Dataset listings of figures
══════
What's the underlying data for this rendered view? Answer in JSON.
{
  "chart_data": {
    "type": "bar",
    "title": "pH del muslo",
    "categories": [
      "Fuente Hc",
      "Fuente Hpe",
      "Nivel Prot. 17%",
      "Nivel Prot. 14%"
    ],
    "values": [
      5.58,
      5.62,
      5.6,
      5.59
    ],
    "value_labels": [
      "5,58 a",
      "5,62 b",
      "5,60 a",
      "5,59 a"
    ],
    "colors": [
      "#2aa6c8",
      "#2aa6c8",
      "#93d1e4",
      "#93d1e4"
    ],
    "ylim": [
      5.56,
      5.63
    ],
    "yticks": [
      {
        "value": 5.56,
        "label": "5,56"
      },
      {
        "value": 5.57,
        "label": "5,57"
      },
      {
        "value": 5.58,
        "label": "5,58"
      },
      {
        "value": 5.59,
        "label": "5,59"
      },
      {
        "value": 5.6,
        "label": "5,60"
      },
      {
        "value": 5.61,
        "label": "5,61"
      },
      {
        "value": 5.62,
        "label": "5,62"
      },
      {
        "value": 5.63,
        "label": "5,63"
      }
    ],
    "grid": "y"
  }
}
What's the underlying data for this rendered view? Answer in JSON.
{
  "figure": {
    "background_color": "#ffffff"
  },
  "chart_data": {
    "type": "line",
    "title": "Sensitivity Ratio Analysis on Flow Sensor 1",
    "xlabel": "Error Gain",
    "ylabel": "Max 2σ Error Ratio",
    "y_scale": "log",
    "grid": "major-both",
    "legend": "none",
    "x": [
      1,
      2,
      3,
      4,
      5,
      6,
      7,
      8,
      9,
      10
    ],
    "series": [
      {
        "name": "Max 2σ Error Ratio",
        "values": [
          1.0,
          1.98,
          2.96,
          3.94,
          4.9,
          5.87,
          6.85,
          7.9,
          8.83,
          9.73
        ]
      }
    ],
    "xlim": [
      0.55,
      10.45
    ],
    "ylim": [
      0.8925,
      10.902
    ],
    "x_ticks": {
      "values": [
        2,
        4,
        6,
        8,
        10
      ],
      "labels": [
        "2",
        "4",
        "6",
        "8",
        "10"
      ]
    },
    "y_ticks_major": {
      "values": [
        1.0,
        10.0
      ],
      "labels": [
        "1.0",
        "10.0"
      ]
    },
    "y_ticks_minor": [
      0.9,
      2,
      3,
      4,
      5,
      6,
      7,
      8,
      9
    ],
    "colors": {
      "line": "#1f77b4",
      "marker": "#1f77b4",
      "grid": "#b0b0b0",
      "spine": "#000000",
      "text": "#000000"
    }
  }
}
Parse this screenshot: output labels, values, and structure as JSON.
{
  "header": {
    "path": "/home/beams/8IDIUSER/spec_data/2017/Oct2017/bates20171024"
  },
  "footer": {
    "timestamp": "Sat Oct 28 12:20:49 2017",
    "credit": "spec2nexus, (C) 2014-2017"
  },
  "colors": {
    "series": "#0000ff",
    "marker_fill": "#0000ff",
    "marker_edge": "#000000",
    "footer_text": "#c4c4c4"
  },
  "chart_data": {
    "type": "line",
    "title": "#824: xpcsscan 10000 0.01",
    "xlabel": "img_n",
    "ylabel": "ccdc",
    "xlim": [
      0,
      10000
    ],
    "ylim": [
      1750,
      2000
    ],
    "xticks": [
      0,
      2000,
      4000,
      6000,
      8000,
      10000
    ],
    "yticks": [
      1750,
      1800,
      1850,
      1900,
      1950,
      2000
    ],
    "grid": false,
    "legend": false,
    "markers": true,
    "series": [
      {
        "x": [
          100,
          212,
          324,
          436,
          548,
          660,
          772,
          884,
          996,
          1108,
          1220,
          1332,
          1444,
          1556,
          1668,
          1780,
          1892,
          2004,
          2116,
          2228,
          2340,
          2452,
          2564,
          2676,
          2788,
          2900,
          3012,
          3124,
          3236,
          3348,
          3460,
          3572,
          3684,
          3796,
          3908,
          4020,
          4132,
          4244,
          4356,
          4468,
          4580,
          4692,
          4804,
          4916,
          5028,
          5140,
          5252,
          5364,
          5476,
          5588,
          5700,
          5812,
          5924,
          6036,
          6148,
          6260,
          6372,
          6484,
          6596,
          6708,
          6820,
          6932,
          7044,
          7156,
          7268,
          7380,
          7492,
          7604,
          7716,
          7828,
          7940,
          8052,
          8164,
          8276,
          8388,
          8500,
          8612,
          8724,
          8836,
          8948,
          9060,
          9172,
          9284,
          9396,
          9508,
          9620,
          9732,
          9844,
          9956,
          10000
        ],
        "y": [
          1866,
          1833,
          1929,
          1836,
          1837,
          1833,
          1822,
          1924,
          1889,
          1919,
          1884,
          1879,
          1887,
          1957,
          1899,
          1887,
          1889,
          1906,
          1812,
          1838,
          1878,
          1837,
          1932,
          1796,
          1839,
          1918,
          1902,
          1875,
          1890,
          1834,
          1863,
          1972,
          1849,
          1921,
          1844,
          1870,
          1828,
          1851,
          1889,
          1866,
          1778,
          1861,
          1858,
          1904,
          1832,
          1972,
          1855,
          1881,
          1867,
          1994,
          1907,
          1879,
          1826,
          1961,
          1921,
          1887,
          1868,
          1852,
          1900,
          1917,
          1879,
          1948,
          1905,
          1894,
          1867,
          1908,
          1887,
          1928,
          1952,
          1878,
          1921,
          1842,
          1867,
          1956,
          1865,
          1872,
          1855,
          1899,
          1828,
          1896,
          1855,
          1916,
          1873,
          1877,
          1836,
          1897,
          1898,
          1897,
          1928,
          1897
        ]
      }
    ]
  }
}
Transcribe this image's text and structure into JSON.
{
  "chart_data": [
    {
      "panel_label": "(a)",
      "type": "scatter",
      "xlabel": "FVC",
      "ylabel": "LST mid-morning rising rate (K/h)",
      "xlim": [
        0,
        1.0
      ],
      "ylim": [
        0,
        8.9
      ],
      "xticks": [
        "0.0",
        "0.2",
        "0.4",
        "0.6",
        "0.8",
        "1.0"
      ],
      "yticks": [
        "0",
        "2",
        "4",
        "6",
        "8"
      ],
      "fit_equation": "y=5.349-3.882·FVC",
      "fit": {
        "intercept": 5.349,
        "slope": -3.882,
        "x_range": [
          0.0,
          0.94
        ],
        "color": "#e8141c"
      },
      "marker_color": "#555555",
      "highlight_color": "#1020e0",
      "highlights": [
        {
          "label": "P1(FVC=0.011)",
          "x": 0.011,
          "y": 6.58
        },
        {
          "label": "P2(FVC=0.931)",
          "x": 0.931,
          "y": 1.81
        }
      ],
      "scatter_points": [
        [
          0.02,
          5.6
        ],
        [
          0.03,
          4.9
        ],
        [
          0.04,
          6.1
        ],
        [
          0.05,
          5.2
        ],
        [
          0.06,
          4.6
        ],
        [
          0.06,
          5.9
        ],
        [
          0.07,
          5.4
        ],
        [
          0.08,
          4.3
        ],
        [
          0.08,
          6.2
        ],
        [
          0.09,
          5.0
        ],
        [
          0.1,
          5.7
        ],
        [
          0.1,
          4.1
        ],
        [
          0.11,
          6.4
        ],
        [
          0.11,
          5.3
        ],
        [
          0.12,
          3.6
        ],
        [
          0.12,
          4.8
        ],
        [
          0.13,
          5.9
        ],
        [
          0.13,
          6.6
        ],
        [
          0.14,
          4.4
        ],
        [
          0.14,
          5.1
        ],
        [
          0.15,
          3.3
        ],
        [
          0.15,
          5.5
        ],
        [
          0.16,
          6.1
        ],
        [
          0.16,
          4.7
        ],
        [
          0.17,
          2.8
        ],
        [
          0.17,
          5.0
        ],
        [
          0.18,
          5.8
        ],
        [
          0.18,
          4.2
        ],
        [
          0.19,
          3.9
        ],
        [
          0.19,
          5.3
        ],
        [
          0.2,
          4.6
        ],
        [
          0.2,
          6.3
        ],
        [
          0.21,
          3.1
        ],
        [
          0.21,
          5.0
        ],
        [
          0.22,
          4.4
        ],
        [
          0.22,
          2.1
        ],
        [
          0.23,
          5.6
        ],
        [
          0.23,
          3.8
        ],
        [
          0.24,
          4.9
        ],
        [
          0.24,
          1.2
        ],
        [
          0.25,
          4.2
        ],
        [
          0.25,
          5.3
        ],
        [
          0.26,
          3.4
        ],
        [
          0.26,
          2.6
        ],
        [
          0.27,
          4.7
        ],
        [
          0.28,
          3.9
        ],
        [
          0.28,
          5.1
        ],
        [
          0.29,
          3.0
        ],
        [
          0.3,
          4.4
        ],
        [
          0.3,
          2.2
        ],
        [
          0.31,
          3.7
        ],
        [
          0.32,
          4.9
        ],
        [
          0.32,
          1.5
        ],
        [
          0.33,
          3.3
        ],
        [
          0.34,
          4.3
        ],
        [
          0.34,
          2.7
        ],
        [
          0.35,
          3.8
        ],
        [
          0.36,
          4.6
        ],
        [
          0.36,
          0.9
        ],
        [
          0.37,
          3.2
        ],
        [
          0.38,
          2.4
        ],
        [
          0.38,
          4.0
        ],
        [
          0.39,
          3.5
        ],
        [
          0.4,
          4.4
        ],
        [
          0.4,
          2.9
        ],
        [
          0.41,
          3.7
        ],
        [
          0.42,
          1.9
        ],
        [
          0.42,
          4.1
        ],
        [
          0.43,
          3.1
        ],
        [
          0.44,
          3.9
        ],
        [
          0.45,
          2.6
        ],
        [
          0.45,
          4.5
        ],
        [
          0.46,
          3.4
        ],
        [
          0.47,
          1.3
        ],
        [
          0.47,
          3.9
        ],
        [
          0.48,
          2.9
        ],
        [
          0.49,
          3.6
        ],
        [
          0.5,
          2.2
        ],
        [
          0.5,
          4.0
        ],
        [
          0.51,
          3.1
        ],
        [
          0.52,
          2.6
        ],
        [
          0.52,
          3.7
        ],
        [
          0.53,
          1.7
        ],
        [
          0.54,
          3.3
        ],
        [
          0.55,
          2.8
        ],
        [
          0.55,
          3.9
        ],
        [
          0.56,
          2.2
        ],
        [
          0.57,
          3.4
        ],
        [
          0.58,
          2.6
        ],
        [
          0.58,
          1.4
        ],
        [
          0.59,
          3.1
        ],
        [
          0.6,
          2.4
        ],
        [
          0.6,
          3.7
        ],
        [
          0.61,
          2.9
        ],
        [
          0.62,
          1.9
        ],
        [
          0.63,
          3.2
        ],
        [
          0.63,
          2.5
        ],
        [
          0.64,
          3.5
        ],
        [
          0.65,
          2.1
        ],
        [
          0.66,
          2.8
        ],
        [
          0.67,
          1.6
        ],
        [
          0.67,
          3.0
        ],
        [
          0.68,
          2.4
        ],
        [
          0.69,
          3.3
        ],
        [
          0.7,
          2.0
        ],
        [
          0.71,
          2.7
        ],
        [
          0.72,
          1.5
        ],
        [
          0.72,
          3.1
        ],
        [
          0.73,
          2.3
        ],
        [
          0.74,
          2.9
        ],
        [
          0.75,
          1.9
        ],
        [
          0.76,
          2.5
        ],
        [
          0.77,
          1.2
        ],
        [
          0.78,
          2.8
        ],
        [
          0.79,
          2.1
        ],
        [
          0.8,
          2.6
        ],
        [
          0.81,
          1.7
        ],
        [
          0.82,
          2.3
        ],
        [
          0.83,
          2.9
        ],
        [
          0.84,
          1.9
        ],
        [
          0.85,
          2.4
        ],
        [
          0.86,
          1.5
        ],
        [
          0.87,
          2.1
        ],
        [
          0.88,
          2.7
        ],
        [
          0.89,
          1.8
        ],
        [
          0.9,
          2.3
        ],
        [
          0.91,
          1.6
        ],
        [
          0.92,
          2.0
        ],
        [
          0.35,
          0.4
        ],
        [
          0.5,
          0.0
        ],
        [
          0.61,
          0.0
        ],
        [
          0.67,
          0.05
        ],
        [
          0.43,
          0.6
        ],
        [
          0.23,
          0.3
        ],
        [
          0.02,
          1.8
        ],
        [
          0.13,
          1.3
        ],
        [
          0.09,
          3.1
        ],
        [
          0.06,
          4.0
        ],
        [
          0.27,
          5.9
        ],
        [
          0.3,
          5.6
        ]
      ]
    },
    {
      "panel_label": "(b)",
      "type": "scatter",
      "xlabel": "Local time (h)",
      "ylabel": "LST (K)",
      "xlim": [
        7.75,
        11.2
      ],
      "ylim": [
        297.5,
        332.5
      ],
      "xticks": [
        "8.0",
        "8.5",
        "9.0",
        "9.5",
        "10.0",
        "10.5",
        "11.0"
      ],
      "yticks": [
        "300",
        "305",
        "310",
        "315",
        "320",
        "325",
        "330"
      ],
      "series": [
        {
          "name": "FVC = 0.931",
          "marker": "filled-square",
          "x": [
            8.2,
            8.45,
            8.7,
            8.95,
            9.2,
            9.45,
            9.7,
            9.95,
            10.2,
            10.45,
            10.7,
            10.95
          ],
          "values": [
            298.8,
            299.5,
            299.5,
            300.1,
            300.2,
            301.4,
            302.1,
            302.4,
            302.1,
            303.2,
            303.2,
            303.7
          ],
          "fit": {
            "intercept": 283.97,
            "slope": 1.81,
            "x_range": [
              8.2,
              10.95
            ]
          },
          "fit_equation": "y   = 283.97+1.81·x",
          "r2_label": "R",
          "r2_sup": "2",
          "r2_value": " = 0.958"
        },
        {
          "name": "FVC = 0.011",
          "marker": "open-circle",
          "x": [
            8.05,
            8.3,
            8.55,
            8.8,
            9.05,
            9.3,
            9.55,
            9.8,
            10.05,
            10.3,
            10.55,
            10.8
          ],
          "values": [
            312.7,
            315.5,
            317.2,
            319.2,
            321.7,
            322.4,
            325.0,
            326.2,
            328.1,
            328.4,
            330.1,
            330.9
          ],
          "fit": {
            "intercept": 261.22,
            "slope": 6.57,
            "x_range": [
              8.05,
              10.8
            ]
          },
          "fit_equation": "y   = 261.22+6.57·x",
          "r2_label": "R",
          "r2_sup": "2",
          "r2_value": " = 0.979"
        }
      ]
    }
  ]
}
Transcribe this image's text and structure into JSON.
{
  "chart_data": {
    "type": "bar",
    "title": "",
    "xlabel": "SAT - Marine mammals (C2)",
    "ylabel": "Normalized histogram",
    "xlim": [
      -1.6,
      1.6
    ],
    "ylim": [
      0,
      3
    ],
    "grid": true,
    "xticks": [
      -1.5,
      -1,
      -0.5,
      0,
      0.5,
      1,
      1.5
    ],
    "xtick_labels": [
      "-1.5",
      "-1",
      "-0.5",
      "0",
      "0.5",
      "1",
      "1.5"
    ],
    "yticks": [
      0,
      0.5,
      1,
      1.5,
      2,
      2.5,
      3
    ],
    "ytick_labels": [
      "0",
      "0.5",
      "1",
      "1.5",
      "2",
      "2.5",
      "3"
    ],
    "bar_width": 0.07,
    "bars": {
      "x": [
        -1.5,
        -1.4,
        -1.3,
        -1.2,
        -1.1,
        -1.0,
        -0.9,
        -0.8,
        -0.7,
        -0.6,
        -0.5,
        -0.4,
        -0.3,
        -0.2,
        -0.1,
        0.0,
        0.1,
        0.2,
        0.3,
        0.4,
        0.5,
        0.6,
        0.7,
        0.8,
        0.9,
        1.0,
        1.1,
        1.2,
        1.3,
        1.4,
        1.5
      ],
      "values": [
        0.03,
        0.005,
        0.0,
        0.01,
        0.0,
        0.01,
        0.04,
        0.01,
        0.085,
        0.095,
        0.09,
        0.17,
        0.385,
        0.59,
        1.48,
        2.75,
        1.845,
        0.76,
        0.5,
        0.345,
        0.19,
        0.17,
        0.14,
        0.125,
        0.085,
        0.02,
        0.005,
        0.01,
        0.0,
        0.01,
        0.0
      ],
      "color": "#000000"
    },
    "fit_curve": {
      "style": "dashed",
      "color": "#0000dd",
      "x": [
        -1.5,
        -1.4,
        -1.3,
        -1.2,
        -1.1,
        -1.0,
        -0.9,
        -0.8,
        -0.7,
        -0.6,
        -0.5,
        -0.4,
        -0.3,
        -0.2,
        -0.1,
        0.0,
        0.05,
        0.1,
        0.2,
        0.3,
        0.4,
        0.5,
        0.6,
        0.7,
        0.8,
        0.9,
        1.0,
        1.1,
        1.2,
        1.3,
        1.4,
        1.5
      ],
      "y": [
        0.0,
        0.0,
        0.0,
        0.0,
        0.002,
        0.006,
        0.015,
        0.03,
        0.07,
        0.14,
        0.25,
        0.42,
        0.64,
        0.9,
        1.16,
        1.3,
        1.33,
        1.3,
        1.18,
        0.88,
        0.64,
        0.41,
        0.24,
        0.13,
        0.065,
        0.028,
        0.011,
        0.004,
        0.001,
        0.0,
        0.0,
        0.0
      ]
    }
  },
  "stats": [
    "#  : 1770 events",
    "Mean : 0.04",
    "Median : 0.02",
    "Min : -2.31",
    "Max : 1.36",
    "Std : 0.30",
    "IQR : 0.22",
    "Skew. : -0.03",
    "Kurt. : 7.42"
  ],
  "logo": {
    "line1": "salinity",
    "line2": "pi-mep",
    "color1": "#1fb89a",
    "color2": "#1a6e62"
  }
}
══════
Read the entries and select each line where the word "intercept" is found.

        "intercept": 5.349,
            "intercept": 283.97,
            "intercept": 261.22,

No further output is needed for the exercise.